BEGIN DOCUMENT SEGMENT

TheoFantastique: So your basic thesis then is that perhaps Romero’s Roman Catholic background might have contributed, even subconsciously, to his storytelling in these films where zombies can be understood to not only provide cultural critique as in the cases of racism, sexism, and consumerism, but also religious lessons about human depravity?

Kim Paffenroth: Absolutely. Again, I think it has to do with his work being true: he has said something that I believe is true about human nature and sin. That truth is also stated in Christian teaching and in Christian literature like Dante. So, Romero’s depiction of hell on earth is equivalent to and compatible with the Christian idea of hell. But, to be clear: I am not trying to imply anything about Romero’s own faith commitment. His comments seem to be that he is quite disdainful of modern, organized religion. Good for him. Anyone who thinks organized religion is just perfect the way it is, and it can do no wrong – well, I don’t think they’re thinking too clearly. What I’m trying to say to believers is that having a stinging critique of one’s culture and of one’s own life is not a threat to our beliefs – it’s the essence of Christian faith. It’s pretty much the job description of Jesus and of all the Old Testament prophets – angry men who didn’t think much of the rulers and clergy and wealthy people of their day. And how close is that description to Romero, or to most any great artist?

END DOCUMENT SEGMENT

**WORK TO BE COMPLETED:** Extend the interview about Romero's zombie films, starting right after its final sentence. The listing has no connection to the interview about Romero's zombie films.

BEGIN EXERCISE DATA

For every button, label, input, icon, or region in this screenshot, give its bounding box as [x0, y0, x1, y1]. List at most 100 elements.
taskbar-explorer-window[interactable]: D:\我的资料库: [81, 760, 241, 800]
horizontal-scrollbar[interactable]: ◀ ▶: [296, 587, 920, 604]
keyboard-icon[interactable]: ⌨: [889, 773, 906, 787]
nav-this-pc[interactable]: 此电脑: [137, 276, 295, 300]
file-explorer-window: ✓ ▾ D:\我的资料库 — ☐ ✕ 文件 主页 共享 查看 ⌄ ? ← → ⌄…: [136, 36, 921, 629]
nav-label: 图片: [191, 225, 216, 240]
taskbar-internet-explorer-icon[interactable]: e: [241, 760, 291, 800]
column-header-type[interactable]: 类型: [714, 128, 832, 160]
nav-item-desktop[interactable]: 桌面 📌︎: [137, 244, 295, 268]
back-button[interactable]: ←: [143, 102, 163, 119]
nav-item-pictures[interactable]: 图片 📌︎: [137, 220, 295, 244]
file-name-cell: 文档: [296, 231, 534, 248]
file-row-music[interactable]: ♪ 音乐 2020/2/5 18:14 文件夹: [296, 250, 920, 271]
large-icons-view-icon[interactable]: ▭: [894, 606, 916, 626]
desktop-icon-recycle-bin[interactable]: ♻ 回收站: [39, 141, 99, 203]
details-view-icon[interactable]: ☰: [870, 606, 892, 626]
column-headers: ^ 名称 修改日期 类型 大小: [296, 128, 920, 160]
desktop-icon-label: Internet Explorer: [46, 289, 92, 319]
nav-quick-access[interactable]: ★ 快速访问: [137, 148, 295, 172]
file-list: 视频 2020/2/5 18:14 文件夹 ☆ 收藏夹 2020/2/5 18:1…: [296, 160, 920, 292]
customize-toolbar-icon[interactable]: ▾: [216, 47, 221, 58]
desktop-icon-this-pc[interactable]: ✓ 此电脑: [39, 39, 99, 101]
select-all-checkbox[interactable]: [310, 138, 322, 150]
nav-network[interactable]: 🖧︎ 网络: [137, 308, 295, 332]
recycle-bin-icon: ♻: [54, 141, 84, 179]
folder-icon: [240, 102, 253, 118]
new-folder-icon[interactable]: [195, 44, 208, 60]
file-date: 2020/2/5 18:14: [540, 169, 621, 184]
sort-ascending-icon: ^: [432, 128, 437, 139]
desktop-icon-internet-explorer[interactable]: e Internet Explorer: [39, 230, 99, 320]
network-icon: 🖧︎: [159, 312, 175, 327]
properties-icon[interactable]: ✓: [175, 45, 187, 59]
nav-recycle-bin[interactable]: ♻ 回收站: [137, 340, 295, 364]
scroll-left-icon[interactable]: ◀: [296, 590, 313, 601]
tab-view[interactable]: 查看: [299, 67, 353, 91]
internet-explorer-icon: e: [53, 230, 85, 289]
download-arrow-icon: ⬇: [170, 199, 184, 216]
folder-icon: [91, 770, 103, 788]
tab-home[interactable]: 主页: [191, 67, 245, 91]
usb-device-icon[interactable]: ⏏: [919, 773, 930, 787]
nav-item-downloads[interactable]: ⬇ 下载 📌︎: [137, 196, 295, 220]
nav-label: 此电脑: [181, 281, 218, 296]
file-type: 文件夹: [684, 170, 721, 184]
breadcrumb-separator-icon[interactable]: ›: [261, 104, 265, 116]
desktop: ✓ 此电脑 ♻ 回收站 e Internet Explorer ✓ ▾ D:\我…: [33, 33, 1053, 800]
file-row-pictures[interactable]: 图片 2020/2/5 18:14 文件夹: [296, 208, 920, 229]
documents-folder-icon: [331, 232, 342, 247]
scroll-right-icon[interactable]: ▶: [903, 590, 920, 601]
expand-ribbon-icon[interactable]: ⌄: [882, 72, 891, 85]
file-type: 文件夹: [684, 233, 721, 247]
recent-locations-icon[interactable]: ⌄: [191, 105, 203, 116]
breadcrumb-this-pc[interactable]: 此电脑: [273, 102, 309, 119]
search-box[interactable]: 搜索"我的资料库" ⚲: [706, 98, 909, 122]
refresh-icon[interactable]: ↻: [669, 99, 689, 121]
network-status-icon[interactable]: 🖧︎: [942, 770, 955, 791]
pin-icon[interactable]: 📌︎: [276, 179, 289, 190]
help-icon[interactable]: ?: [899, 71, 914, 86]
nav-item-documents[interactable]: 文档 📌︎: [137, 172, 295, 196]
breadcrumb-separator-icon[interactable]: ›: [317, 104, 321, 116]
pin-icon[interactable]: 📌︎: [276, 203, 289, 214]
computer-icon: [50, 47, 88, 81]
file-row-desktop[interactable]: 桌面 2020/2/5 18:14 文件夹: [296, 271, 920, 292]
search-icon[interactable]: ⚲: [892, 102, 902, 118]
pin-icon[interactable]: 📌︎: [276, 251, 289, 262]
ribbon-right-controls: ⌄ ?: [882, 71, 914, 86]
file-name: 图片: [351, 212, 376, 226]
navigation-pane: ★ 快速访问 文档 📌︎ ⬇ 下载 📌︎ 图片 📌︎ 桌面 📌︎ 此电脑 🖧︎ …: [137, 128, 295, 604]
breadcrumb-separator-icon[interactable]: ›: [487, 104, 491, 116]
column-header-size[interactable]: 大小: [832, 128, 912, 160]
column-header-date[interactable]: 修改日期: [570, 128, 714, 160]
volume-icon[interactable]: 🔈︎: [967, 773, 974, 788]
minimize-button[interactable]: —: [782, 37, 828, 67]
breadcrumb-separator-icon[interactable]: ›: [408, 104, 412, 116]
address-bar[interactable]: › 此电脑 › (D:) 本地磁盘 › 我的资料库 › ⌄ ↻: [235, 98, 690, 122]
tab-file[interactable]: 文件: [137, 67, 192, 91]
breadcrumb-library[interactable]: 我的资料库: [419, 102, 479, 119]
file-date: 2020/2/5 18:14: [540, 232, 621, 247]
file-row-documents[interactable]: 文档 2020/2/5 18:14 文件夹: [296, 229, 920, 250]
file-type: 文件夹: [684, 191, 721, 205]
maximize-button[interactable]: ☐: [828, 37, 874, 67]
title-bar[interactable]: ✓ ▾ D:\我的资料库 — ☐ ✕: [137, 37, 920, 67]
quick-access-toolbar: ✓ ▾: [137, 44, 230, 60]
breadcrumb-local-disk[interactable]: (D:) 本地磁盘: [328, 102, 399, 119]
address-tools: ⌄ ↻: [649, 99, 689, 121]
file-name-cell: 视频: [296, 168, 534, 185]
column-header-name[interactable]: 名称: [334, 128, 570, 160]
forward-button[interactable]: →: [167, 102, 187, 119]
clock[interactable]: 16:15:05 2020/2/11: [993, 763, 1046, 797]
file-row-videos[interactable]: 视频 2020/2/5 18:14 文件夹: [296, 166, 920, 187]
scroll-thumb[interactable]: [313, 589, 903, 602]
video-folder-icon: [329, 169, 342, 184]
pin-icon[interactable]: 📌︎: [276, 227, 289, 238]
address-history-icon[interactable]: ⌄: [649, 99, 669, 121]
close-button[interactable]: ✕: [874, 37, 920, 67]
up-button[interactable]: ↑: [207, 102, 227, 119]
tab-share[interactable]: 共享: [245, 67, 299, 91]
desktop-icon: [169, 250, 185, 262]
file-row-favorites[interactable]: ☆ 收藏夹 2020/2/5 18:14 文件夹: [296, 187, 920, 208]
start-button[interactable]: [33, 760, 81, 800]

END EXERCISE DATA

**ANSWER SECTION:**
TheoFantastique: After this study, reflection, and writing, what is your opinion of Romero as a storyteller and filmmaker? Is he perhaps underrated due to the genre he works in?

Kim Paffenroth: I’ll be honest. There are different kinds of genius, I think. Shakespeare wrote 39 plays. Almost all of them are at least okay, most of them are good, and maybe ten or so are among the most beautiful things ever written. That’s one kind of genius – broad, wide, all encompassing, eclectic. Dante and Milton, on the other hand, each wrote exactly one thing that has stood the test of time. Just one each. But that one thing each one wrote is as good as anything Shakespeare every penned. That’s the other kind of genius – narrow, deep, laser-like in its focus. And that’s Romero, I think. One kind of film, one kind of lesson, told with a depth and power that few can achieve.

TheoFantastique: How has this book been received by Christians and the general public, and what kind of formal recognition has it received as well?

Kim Paffenroth: Most of the praise has been from horror fans and writers. They appreciate the seriousness with which I approached Romero, when I really regard that as his due: if you produce a serious work, then you deserve to be taken seriously. A very few Christians have said that they can finally admit to watching these movies, but most have admitted that they have never seen one, and may still not brave the ordeal, which I respect – watching disembowelments and decapitations is not for everyone. The book got great reviews in Publishers Weekly, The Midwest Book Review, and The Chronicle of Higher Education. The really thrilling formal recognition that it has received is that it is now being considered for the Bram Stoker Award, a recognition bestowed by the Horror Writers Association.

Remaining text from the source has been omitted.